*DATA FOR THE TASK*:
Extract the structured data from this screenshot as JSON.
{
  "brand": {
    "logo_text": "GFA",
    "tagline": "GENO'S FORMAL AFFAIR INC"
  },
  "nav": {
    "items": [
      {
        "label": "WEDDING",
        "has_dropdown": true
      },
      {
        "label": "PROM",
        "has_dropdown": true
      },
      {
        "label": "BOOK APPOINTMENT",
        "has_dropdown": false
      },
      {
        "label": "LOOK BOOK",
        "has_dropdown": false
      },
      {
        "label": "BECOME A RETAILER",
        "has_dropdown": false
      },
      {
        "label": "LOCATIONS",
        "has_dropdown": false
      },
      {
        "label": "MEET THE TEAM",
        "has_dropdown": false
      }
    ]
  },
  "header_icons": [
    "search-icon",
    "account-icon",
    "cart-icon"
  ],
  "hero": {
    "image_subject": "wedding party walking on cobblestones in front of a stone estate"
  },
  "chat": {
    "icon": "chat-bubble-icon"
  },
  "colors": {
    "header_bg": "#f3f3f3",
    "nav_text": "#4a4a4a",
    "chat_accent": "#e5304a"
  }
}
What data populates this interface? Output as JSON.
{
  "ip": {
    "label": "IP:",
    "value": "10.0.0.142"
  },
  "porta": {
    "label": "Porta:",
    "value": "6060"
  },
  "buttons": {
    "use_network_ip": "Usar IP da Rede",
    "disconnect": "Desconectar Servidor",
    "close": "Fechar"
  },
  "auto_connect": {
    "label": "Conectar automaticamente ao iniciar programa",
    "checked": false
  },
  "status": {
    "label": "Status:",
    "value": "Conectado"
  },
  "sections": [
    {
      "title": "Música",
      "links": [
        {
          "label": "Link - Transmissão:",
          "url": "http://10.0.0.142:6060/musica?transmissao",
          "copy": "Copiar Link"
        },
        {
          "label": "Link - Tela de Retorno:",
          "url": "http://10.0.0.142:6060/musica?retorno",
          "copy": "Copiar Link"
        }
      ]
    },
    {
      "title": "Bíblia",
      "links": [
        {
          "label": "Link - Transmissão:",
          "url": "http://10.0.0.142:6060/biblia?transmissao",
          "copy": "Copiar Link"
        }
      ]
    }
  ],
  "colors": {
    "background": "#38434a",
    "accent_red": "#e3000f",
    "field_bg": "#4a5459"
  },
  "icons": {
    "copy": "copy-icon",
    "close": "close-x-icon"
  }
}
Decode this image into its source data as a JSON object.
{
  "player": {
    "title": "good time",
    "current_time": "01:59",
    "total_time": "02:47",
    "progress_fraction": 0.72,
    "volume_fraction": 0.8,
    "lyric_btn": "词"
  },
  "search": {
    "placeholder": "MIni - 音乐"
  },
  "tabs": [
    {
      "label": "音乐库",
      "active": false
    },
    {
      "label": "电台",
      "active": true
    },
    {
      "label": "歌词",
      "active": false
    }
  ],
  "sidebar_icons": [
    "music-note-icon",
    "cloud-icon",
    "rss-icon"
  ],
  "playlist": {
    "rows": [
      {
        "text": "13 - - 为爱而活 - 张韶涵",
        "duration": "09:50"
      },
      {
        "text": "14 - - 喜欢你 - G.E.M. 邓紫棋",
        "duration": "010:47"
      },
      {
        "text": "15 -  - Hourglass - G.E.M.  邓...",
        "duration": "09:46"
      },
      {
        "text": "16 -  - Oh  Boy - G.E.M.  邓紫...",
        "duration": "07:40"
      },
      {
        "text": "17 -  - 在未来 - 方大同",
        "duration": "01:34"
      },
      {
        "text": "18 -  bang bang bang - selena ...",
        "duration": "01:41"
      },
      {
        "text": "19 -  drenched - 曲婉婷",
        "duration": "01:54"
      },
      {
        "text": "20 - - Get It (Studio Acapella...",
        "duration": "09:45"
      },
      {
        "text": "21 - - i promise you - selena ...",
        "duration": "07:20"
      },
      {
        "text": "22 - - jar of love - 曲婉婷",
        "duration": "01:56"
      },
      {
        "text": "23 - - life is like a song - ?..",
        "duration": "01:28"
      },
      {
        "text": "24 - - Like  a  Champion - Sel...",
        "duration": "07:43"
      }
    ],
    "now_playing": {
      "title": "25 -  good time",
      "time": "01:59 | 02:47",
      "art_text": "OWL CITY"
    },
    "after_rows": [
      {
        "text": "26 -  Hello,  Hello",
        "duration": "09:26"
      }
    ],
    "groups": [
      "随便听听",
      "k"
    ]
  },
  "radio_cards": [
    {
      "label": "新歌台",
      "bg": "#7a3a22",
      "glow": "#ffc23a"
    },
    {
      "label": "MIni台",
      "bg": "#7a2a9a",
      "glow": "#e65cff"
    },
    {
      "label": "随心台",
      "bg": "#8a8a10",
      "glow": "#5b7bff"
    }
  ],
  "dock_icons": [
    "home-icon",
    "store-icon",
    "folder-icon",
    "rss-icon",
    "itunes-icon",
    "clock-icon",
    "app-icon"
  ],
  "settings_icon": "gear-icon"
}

*STATED EXERCISE*: Spot every line that holds "JSON" and copy it.

*OUTPUT*:
Extract the structured data from this screenshot as JSON.
What data populates this interface? Output as JSON.
Decode this image into its source data as a JSON object.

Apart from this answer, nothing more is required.